Aim of the exercise →
Would you output the whole listing below, exactly as it reads?

Collection entries
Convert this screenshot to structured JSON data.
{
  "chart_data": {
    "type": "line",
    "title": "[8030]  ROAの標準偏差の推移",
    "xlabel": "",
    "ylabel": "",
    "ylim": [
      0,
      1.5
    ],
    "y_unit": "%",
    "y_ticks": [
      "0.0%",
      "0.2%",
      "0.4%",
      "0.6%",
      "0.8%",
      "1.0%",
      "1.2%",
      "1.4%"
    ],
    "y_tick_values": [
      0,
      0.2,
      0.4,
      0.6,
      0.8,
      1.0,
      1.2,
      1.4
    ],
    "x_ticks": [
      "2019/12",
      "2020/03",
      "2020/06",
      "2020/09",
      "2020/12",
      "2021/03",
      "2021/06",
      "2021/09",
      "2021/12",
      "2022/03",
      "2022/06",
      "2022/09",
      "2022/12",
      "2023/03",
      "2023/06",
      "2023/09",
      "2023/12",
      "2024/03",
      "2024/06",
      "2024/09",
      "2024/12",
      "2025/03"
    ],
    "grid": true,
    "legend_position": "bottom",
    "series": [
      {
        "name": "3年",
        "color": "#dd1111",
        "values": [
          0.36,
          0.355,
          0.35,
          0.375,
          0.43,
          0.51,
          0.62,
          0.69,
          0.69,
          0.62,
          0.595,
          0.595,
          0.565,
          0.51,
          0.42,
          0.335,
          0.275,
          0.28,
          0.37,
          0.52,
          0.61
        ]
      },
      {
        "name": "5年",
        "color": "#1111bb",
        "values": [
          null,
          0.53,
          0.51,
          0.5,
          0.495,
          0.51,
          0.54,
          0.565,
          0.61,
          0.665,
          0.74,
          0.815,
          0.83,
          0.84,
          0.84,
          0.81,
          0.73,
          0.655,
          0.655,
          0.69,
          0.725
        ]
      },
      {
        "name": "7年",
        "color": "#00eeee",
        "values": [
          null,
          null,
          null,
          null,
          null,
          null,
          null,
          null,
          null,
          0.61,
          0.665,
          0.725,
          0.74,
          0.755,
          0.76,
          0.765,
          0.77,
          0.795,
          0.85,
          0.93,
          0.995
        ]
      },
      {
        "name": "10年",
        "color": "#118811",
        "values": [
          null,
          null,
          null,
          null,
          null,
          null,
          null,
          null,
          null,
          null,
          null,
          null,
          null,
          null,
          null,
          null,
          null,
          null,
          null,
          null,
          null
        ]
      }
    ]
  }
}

Output below →
Convert this screenshot to structured JSON data.
{
  "chart_data": {
    "type": "line",
    "title": "[8030]  ROAの標準偏差の推移",
    "xlabel": "",
    "ylabel": "",
    "ylim": [
      0,
      1.5
    ],
    "y_unit": "%",
    "y_ticks": [
      "0.0%",
      "0.2%",
      "0.4%",
      "0.6%",
      "0.8%",
      "1.0%",
      "1.2%",
      "1.4%"
    ],
    "y_tick_values": [
      0,
      0.2,
      0.4,
      0.6,
      0.8,
      1.0,
      1.2,
      1.4
    ],
    "x_ticks": [
      "2019/12",
      "2020/03",
      "2020/06",
      "2020/09",
      "2020/12",
      "2021/03",
      "2021/06",
      "2021/09",
      "2021/12",
      "2022/03",
      "2022/06",
      "2022/09",
      "2022/12",
      "2023/03",
      "2023/06",
      "2023/09",
      "2023/12",
      "2024/03",
      "2024/06",
      "2024/09",
      "2024/12",
      "2025/03"
    ],
    "grid": true,
    "legend_position": "bottom",
    "series": [
      {
        "name": "3年",
        "color": "#dd1111",
        "values": [
          0.36,
          0.355,
          0.35,
          0.375,
          0.43,
          0.51,
          0.62,
          0.69,
          0.69,
          0.62,
          0.595,
          0.595,
          0.565,
          0.51,
          0.42,
          0.335,
          0.275,
          0.28,
          0.37,
          0.52,
          0.61
        ]
      },
      {
        "name": "5年",
        "color": "#1111bb",
        "values": [
          null,
          0.53,
          0.51,
          0.5,
          0.495,
          0.51,
          0.54,
          0.565,
          0.61,
          0.665,
          0.74,
          0.815,
          0.83,
          0.84,
          0.84,
          0.81,
          0.73,
          0.655,
          0.655,
          0.69,
          0.725
        ]
      },
      {
        "name": "7年",
        "color": "#00eeee",
        "values": [
          null,
          null,
          null,
          null,
          null,
          null,
          null,
          null,
          null,
          0.61,
          0.665,
          0.725,
          0.74,
          0.755,
          0.76,
          0.765,
          0.77,
          0.795,
          0.85,
          0.93,
          0.995
        ]
      },
      {
        "name": "10年",
        "color": "#118811",
        "values": [
          null,
          null,
          null,
          null,
          null,
          null,
          null,
          null,
          null,
          null,
          null,
          null,
          null,
          null,
          null,
          null,
          null,
          null,
          null,
          null,
          null
        ]
      }
    ]
  }
}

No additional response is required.